Rewrite the entries starting at the line containing "Decompose this screenshot" and ending at the line containing "- candle-body: [541, 419, 547, 426]", replacing "candle-body" with "bar-body" and leaving everything else unchanged. Leave out the pictures.

*** DATASET CONTENT

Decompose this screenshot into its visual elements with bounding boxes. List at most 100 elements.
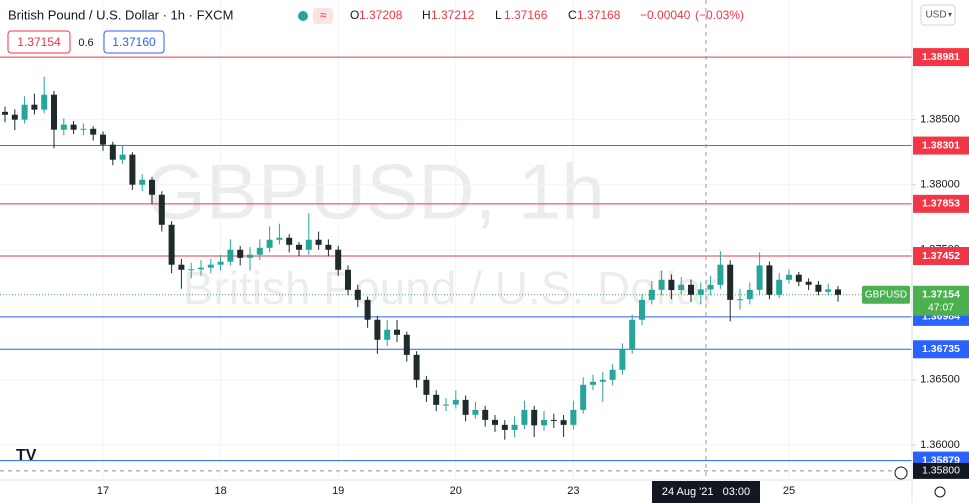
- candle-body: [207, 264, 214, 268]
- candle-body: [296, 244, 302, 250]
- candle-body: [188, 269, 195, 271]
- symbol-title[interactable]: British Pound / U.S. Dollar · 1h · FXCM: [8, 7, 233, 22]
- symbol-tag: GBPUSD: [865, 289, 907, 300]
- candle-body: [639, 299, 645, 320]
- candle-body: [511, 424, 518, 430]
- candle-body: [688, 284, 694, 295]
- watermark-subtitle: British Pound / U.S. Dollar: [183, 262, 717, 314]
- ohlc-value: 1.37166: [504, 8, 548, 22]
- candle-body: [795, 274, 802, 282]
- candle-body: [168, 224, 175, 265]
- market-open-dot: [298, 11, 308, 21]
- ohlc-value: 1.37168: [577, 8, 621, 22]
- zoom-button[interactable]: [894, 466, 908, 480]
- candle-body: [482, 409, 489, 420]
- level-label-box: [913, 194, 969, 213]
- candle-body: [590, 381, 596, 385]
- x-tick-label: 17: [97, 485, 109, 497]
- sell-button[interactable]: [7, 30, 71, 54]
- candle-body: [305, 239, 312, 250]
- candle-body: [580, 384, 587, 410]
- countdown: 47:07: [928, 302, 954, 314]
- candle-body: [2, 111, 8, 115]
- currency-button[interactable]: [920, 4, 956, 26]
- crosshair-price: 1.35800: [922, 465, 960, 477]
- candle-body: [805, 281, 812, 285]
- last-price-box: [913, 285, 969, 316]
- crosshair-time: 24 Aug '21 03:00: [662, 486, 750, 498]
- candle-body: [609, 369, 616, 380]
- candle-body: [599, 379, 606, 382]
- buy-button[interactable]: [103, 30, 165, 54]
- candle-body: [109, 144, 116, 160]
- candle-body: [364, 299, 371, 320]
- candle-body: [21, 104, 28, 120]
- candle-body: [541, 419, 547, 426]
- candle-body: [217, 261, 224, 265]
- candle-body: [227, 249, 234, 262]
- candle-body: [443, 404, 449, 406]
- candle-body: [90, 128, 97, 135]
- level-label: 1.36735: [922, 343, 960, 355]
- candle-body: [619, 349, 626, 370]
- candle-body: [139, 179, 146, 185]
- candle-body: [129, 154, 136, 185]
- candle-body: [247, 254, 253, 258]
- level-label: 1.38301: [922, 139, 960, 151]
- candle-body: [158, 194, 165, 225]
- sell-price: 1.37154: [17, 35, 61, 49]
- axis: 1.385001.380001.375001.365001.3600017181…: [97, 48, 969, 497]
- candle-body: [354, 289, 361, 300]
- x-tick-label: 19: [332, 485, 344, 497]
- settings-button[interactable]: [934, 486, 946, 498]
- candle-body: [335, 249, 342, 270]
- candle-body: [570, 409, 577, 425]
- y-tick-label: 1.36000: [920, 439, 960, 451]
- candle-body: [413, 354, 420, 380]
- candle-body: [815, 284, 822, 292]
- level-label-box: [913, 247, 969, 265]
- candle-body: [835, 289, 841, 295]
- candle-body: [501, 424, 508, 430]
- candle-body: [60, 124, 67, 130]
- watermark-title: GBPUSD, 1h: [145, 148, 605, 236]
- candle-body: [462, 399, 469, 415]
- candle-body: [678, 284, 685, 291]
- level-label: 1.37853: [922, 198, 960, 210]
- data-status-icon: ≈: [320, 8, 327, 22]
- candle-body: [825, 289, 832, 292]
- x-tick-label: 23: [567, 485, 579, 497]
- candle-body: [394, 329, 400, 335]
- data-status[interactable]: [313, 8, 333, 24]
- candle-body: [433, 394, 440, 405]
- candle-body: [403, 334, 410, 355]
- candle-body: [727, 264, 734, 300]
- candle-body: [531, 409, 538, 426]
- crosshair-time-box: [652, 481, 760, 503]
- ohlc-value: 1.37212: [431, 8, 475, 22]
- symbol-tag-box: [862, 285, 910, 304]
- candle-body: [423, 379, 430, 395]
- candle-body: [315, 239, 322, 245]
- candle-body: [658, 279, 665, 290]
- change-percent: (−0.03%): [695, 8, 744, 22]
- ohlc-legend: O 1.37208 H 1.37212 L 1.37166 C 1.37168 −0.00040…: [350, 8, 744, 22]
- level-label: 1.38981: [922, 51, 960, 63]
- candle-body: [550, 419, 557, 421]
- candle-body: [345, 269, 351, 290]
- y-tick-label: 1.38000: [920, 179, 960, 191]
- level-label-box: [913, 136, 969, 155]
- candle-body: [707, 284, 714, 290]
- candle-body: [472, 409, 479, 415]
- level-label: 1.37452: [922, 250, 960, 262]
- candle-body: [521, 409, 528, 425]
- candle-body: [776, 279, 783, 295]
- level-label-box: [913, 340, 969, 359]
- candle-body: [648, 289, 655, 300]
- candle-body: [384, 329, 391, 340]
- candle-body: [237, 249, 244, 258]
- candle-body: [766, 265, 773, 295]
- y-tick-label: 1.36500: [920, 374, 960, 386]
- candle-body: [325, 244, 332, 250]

******
*** DATASET CONTENT

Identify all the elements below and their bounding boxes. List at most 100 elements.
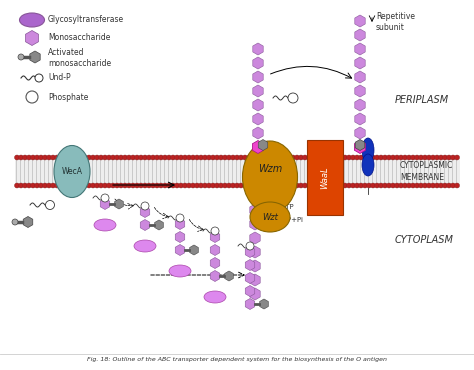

******

- [WORKED SOLUTION]
Decompose this screenshot into its visual elements with bounding boxes. List at most 100 elements.
- bar-body: [207, 264, 214, 268]
- bar-body: [296, 244, 302, 250]
- bar-body: [188, 269, 195, 271]
- symbol-title[interactable]: British Pound / U.S. Dollar · 1h · FXCM: [8, 7, 233, 22]
- symbol-tag: GBPUSD: [865, 289, 907, 300]
- bar-body: [639, 299, 645, 320]
- bar-body: [511, 424, 518, 430]
- bar-body: [688, 284, 694, 295]
- watermark-subtitle: British Pound / U.S. Dollar: [183, 262, 717, 314]
- ohlc-value: 1.37166: [504, 8, 548, 22]
- bar-body: [795, 274, 802, 282]
- bar-body: [168, 224, 175, 265]
- market-open-dot: [298, 11, 308, 21]
- ohlc-value: 1.37168: [577, 8, 621, 22]
- zoom-button[interactable]: [894, 466, 908, 480]
- bar-body: [482, 409, 489, 420]
- level-label-box: [913, 194, 969, 213]
- bar-body: [590, 381, 596, 385]
- x-tick-label: 17: [97, 485, 109, 497]
- sell-button[interactable]: [7, 30, 71, 54]
- bar-body: [305, 239, 312, 250]
- bar-body: [580, 384, 587, 410]
- countdown: 47:07: [928, 302, 954, 314]
- bar-body: [2, 111, 8, 115]
- currency-button[interactable]: [920, 4, 956, 26]
- crosshair-price: 1.35800: [922, 465, 960, 477]
- bar-body: [805, 281, 812, 285]
- last-price-box: [913, 285, 969, 316]
- crosshair-time: 24 Aug '21 03:00: [662, 486, 750, 498]
- bar-body: [609, 369, 616, 380]
- bar-body: [599, 379, 606, 382]
- buy-button[interactable]: [103, 30, 165, 54]
- bar-body: [109, 144, 116, 160]
- bar-body: [364, 299, 371, 320]
- bar-body: [21, 104, 28, 120]
- bar-body: [541, 419, 547, 426]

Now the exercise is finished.